Instructions to follow:
The records below are to be copied word for word, with every picture left out.
***
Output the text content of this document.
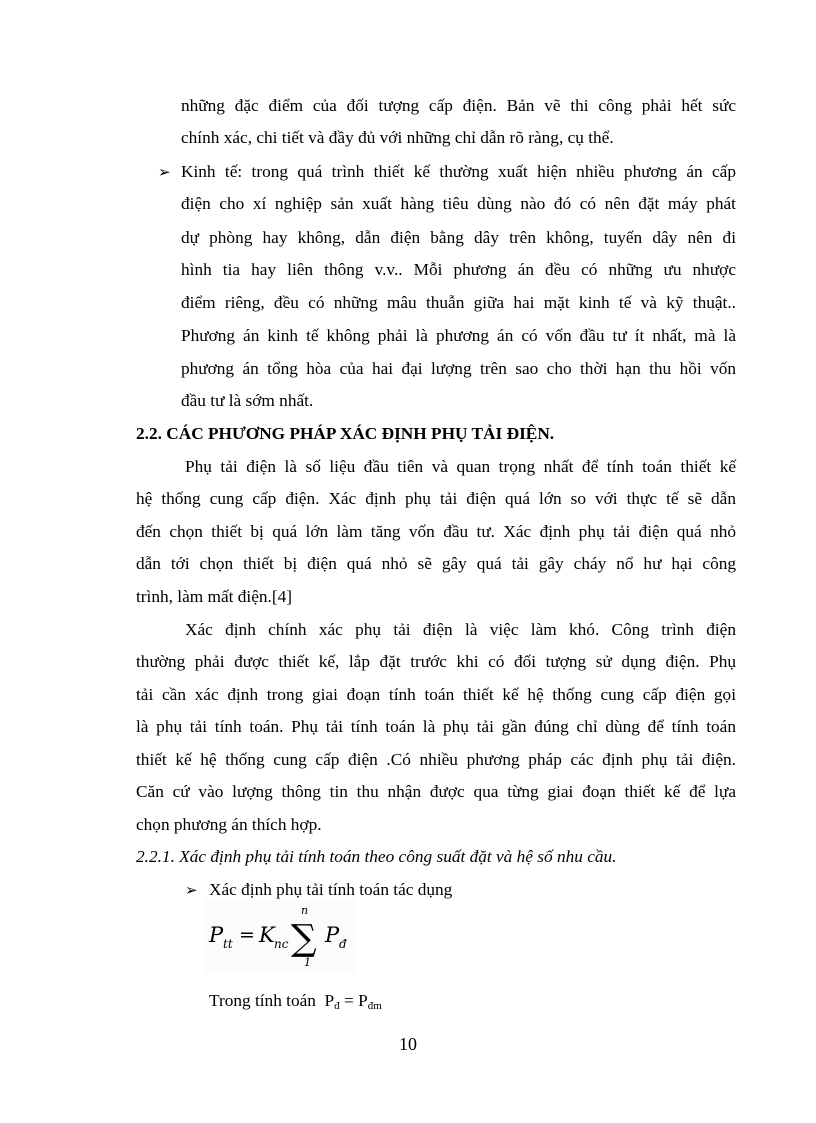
những đặc điểm của đối tượng cấp điện. Bản vẽ thi công phải hết sức
chính xác, chi tiết và đầy đủ với những chỉ dẫn rõ ràng, cụ thể.
➢ Kinh tế: trong quá trình thiết kế thường xuất hiện nhiều phương án cấp
điện cho xí nghiệp sản xuất hàng tiêu dùng nào đó có nên đặt máy phát
dự phòng hay không, dẫn điện bằng dây trên không, tuyến dây nên đi
hình tia hay liên thông v.v.. Mỗi phương án đều có những ưu nhược
điểm riêng, đều có những mâu thuẫn giữa hai mặt kinh tế và kỹ thuật..
Phương án kinh tế không phải là phương án có vốn đầu tư ít nhất, mà là
phương án tổng hòa của hai đại lượng trên sao cho thời hạn thu hồi vốn
đầu tư là sớm nhất.
2.2. CÁC PHƯƠNG PHÁP XÁC ĐỊNH PHỤ TẢI ĐIỆN.
Phụ tải điện là số liệu đầu tiên và quan trọng nhất để tính toán thiết kế
hệ thống cung cấp điện. Xác định phụ tải điện quá lớn so với thực tế sẽ dẫn
đến chọn thiết bị quá lớn làm tăng vốn đầu tư. Xác định phụ tải điện quá nhỏ
dẫn tới chọn thiết bị điện quá nhỏ sẽ gây quá tải gây cháy nổ hư hại công
trình, làm mất điện.[4]
Xác định chính xác phụ tải điện là việc làm khó. Công trình điện
thường phải được thiết kế, lắp đặt trước khi có đối tượng sử dụng điện. Phụ
tải cần xác định trong giai đoạn tính toán thiết kế hệ thống cung cấp điện gọi
là phụ tải tính toán. Phụ tải tính toán là phụ tải gần đúng chỉ dùng để tính toán
thiết kế hệ thống cung cấp điện .Có nhiều phương pháp các định phụ tải điện.
Căn cứ vào lượng thông tin thu nhận được qua từng giai đoạn thiết kế để lựa
chọn phương án thích hợp.
2.2.1. Xác định phụ tải tính toán theo công suất đặt và hệ số nhu cầu.
➢ Xác định phụ tải tính toán tác dụng
n
P tt = K nc ∑
1
P đ
Trong tính toán $P_đ = P_{đm}$
10
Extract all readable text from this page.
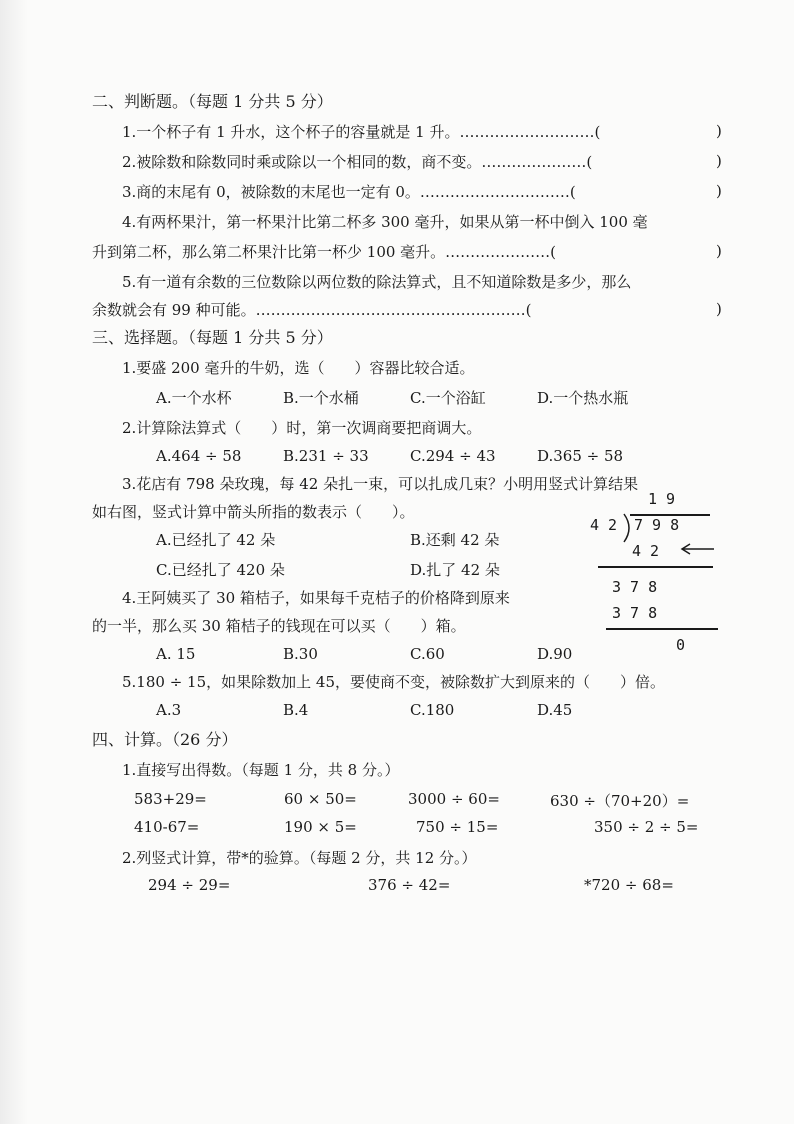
二、判断题。（每题 1 分共 5 分）
1.一个杯子有 1 升水，这个杯子的容量就是 1 升。………………………(	)
2.被除数和除数同时乘或除以一个相同的数，商不变。…………………(	)
3.商的末尾有 0，被除数的末尾也一定有 0。…………………………(	)
4.有两杯果汁，第一杯果汁比第二杯多 300 毫升，如果从第一杯中倒入 100 毫
升到第二杯，那么第二杯果汁比第一杯少 100 毫升。…………………(	)
5.有一道有余数的三位数除以两位数的除法算式，且不知道除数是多少，那么
余数就会有 99 种可能。………………………………………………(	)
三、选择题。（每题 1 分共 5 分）
1.要盛 200 毫升的牛奶，选（　　）容器比较合适。
A.一个水杯	B.一个水桶	C.一个浴缸	D.一个热水瓶
2.计算除法算式（　　）时，第一次调商要把商调大。
A.464 ÷ 58	B.231 ÷ 33	C.294 ÷ 43	D.365 ÷ 58
3.花店有 798 朵玫瑰，每 42 朵扎一束，可以扎成几束？小明用竖式计算结果
如右图，竖式计算中箭头所指的数表示（　　）。
A.已经扎了 42 朵	B.还剩 42 朵
C.已经扎了 420 朵	D.扎了 42 朵
4.王阿姨买了 30 箱桔子，如果每千克桔子的价格降到原来
的一半，那么买 30 箱桔子的钱现在可以买（　　）箱。
A. 15	B.30	C.60	D.90
5.180 ÷ 15，如果除数加上 45，要使商不变，被除数扩大到原来的（　　）倍。
A.3	B.4	C.180	D.45
1 9
4 2 7 9 8
4 2
3 7 8
3 7 8
0
四、计算。（26 分）
1.直接写出得数。（每题 1 分，共 8 分。）
583+29=	60 × 50=	3000 ÷ 60=	630 ÷（70+20）=
410-67=	190 × 5=	750 ÷ 15=	350 ÷ 2 ÷ 5=
2.列竖式计算，带*的验算。（每题 2 分，共 12 分。）
294 ÷ 29=	376 ÷ 42=	*720 ÷ 68=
***
The response:
Output the text content of this document.
những đặc điểm của đối tượng cấp điện. Bản vẽ thi công phải hết sức
chính xác, chi tiết và đầy đủ với những chỉ dẫn rõ ràng, cụ thể.
➢ Kinh tế: trong quá trình thiết kế thường xuất hiện nhiều phương án cấp
điện cho xí nghiệp sản xuất hàng tiêu dùng nào đó có nên đặt máy phát
dự phòng hay không, dẫn điện bằng dây trên không, tuyến dây nên đi
hình tia hay liên thông v.v.. Mỗi phương án đều có những ưu nhược
điểm riêng, đều có những mâu thuẫn giữa hai mặt kinh tế và kỹ thuật..
Phương án kinh tế không phải là phương án có vốn đầu tư ít nhất, mà là
phương án tổng hòa của hai đại lượng trên sao cho thời hạn thu hồi vốn
đầu tư là sớm nhất.
2.2. CÁC PHƯƠNG PHÁP XÁC ĐỊNH PHỤ TẢI ĐIỆN.
Phụ tải điện là số liệu đầu tiên và quan trọng nhất để tính toán thiết kế
hệ thống cung cấp điện. Xác định phụ tải điện quá lớn so với thực tế sẽ dẫn
đến chọn thiết bị quá lớn làm tăng vốn đầu tư. Xác định phụ tải điện quá nhỏ
dẫn tới chọn thiết bị điện quá nhỏ sẽ gây quá tải gây cháy nổ hư hại công
trình, làm mất điện.[4]
Xác định chính xác phụ tải điện là việc làm khó. Công trình điện
thường phải được thiết kế, lắp đặt trước khi có đối tượng sử dụng điện. Phụ
tải cần xác định trong giai đoạn tính toán thiết kế hệ thống cung cấp điện gọi
là phụ tải tính toán. Phụ tải tính toán là phụ tải gần đúng chỉ dùng để tính toán
thiết kế hệ thống cung cấp điện .Có nhiều phương pháp các định phụ tải điện.
Căn cứ vào lượng thông tin thu nhận được qua từng giai đoạn thiết kế để lựa
chọn phương án thích hợp.
2.2.1. Xác định phụ tải tính toán theo công suất đặt và hệ số nhu cầu.
➢ Xác định phụ tải tính toán tác dụng
n
P tt = K nc ∑
1
P đ
Trong tính toán $P_đ = P_{đm}$
10
Extract all readable text from this page.
二、判断题。（每题 1 分共 5 分）
1.一个杯子有 1 升水，这个杯子的容量就是 1 升。………………………(	)
2.被除数和除数同时乘或除以一个相同的数，商不变。…………………(	)
3.商的末尾有 0，被除数的末尾也一定有 0。…………………………(	)
4.有两杯果汁，第一杯果汁比第二杯多 300 毫升，如果从第一杯中倒入 100 毫
升到第二杯，那么第二杯果汁比第一杯少 100 毫升。…………………(	)
5.有一道有余数的三位数除以两位数的除法算式，且不知道除数是多少，那么
余数就会有 99 种可能。………………………………………………(	)
三、选择题。（每题 1 分共 5 分）
1.要盛 200 毫升的牛奶，选（　　）容器比较合适。
A.一个水杯	B.一个水桶	C.一个浴缸	D.一个热水瓶
2.计算除法算式（　　）时，第一次调商要把商调大。
A.464 ÷ 58	B.231 ÷ 33	C.294 ÷ 43	D.365 ÷ 58
3.花店有 798 朵玫瑰，每 42 朵扎一束，可以扎成几束？小明用竖式计算结果
如右图，竖式计算中箭头所指的数表示（　　）。
A.已经扎了 42 朵	B.还剩 42 朵
C.已经扎了 420 朵	D.扎了 42 朵
4.王阿姨买了 30 箱桔子，如果每千克桔子的价格降到原来
的一半，那么买 30 箱桔子的钱现在可以买（　　）箱。
A. 15	B.30	C.60	D.90
5.180 ÷ 15，如果除数加上 45，要使商不变，被除数扩大到原来的（　　）倍。
A.3	B.4	C.180	D.45
1 9
4 2 7 9 8
4 2
3 7 8
3 7 8
0
四、计算。（26 分）
1.直接写出得数。（每题 1 分，共 8 分。）
583+29=	60 × 50=	3000 ÷ 60=	630 ÷（70+20）=
410-67=	190 × 5=	750 ÷ 15=	350 ÷ 2 ÷ 5=
2.列竖式计算，带*的验算。（每题 2 分，共 12 分。）
294 ÷ 29=	376 ÷ 42=	*720 ÷ 68=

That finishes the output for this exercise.